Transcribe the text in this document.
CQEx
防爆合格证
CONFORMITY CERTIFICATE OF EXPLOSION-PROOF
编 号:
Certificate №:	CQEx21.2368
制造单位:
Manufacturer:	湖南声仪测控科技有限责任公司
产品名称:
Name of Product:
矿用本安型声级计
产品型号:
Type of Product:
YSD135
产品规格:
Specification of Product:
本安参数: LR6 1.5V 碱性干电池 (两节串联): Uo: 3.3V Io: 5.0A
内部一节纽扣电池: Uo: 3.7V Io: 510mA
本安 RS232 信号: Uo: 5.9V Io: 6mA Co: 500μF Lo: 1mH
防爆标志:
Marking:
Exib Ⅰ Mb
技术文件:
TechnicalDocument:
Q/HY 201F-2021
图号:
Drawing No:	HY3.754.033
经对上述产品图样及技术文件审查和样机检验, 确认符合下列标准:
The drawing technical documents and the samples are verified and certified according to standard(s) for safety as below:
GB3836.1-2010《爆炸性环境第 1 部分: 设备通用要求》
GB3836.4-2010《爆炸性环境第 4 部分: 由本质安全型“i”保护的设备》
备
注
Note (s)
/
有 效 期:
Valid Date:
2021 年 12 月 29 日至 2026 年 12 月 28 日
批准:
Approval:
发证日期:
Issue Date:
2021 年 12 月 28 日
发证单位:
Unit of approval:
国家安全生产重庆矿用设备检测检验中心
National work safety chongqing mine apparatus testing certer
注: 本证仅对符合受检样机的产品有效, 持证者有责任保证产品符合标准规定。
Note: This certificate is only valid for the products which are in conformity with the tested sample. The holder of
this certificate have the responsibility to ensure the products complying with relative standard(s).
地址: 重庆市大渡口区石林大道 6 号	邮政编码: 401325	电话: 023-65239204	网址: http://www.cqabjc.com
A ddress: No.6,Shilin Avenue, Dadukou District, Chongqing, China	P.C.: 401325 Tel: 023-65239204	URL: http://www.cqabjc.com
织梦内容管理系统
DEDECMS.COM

· · ·

Problem requirements
Count every line in the entries above where the word "Note" appears; respond with the number alone.

Worked solution
2